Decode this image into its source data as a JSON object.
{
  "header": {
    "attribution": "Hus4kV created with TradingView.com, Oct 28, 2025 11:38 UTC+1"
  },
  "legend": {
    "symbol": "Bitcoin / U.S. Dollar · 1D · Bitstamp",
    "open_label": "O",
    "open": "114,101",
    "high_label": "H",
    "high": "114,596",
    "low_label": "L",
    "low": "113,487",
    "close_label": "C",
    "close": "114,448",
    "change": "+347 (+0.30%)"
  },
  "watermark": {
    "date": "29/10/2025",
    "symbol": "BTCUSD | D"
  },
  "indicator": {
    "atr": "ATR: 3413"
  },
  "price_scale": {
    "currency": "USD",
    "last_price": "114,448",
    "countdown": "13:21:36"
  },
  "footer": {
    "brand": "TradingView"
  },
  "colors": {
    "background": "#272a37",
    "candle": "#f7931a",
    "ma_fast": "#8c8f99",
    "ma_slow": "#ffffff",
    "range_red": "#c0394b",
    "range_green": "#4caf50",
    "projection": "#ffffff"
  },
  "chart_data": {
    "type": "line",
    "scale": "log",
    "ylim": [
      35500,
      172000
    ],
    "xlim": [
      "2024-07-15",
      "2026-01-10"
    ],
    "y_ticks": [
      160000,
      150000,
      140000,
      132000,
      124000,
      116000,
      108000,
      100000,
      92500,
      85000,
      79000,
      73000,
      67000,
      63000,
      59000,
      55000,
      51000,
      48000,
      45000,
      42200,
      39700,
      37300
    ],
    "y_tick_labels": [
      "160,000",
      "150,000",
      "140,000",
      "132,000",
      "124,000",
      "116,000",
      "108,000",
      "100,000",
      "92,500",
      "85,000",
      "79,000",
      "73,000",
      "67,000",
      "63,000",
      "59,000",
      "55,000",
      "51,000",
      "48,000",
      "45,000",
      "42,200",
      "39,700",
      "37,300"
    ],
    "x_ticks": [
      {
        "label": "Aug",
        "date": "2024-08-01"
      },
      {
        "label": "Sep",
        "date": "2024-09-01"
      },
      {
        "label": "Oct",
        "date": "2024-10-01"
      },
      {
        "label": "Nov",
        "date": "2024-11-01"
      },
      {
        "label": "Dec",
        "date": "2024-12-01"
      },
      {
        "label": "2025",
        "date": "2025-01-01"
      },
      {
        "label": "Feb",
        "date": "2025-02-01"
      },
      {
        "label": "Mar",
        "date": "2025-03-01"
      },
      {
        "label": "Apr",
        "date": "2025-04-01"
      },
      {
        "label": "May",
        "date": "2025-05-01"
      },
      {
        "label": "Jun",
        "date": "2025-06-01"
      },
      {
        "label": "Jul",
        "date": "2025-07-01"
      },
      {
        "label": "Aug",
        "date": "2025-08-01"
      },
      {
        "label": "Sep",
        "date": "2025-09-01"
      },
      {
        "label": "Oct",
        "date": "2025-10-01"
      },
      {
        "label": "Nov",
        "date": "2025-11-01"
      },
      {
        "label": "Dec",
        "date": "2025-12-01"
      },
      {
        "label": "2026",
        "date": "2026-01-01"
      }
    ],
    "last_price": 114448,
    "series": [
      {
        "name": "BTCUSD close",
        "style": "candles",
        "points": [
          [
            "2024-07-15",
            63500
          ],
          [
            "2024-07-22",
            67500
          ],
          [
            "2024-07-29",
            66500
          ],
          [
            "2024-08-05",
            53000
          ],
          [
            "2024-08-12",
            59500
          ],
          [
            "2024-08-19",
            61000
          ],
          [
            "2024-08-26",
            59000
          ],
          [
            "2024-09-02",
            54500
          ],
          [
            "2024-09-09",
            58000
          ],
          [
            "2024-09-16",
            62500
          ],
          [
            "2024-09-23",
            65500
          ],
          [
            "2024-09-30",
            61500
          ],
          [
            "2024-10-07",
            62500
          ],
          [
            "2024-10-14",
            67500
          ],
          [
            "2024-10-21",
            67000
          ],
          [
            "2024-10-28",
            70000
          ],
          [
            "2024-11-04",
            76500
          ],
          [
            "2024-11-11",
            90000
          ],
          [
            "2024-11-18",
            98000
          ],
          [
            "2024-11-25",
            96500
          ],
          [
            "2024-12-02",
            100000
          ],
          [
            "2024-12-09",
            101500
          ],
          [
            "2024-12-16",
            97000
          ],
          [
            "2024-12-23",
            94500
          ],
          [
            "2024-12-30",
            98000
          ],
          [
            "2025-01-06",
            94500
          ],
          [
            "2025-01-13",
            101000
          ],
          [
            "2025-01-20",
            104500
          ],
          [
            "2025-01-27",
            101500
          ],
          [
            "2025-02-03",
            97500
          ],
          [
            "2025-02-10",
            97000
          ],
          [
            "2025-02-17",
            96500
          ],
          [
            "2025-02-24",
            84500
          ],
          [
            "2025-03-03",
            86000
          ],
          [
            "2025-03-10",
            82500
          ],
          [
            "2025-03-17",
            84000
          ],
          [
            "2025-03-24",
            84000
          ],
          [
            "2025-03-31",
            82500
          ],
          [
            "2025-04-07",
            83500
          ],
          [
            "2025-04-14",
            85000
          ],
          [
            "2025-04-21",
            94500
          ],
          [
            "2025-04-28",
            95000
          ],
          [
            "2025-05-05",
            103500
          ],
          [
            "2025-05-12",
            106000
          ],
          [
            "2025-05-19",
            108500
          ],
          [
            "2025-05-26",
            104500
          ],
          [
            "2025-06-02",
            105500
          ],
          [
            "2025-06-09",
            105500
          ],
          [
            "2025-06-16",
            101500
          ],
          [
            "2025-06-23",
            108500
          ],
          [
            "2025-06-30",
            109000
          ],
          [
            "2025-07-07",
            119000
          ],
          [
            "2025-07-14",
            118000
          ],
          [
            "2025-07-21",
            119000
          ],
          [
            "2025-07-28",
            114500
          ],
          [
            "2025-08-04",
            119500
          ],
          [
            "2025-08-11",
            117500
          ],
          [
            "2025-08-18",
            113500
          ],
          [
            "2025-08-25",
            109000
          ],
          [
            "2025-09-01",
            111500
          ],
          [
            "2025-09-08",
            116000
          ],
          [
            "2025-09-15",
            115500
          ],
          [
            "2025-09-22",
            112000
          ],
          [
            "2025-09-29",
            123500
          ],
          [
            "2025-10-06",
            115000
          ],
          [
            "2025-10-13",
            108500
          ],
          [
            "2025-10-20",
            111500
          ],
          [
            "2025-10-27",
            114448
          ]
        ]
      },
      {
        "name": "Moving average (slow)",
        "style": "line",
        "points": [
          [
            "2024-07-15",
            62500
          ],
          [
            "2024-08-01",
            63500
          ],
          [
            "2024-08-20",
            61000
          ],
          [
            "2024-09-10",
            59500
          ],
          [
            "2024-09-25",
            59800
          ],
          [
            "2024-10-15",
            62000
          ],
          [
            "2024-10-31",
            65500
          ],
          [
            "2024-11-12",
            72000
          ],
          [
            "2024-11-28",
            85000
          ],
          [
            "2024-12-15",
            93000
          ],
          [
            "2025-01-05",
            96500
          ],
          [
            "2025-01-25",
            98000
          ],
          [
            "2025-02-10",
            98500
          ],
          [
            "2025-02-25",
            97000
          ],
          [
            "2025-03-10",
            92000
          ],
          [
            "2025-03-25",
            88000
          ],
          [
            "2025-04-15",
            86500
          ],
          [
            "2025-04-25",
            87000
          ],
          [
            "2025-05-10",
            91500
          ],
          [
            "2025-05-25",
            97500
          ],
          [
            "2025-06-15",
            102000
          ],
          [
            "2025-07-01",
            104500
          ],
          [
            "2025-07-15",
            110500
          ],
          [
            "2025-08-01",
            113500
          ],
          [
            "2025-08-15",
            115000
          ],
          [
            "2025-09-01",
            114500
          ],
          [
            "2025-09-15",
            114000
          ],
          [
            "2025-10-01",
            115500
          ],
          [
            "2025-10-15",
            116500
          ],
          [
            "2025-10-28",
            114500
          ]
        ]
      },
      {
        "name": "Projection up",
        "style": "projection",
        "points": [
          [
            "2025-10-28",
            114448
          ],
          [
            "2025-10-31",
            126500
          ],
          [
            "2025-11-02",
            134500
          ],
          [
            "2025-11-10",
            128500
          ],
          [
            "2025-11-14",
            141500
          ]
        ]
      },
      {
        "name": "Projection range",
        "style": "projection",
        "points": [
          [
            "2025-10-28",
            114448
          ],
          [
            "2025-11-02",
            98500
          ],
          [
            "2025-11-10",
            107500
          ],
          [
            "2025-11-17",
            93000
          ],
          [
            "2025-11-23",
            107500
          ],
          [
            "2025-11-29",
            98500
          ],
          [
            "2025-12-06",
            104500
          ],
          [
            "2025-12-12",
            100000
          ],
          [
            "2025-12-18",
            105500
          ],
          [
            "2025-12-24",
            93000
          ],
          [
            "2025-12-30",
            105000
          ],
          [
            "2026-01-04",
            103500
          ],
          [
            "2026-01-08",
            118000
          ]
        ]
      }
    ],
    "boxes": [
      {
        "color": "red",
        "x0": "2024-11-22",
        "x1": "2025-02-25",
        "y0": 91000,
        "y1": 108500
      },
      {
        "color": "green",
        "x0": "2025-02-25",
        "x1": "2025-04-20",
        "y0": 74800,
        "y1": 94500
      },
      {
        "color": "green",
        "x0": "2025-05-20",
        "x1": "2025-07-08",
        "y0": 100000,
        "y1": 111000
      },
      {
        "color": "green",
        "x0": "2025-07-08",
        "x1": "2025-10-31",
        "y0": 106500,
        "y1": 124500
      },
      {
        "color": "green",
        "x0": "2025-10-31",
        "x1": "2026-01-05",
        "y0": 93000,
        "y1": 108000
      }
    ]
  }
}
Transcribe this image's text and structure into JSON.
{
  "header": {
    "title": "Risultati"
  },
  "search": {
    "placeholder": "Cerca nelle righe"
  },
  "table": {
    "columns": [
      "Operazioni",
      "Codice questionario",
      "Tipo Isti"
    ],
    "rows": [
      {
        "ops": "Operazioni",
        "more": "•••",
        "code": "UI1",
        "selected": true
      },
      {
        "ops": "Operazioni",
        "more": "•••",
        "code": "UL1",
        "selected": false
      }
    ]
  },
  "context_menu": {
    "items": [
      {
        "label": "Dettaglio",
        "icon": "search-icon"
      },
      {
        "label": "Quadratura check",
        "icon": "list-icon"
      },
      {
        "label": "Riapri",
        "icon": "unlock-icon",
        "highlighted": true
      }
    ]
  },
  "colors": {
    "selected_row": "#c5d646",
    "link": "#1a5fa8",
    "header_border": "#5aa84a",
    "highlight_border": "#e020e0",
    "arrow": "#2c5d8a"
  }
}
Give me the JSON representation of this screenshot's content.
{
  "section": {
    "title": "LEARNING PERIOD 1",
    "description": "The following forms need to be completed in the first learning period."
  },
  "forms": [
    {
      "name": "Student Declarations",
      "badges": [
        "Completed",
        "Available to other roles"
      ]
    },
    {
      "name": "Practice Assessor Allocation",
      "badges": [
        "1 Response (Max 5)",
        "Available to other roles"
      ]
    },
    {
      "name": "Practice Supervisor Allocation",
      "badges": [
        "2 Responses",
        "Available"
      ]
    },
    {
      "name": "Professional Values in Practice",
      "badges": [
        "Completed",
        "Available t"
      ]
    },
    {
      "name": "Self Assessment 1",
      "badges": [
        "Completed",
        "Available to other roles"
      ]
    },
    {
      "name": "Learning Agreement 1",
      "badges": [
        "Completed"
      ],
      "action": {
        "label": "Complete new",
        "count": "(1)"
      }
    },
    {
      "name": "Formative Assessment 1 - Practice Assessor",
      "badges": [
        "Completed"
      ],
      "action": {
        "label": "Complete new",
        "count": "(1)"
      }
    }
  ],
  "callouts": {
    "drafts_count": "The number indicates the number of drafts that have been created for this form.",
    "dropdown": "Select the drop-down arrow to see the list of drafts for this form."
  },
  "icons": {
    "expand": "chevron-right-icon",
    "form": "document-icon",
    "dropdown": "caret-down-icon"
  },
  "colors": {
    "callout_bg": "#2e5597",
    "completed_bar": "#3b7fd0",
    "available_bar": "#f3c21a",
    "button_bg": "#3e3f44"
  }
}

□ □ □

Work instructions: Above are the records. Copy every line in them holding "dropdown".

Finished exercise:
    "dropdown": "Select the drop-down arrow to see the list of drafts for this form."
    "dropdown": "caret-down-icon"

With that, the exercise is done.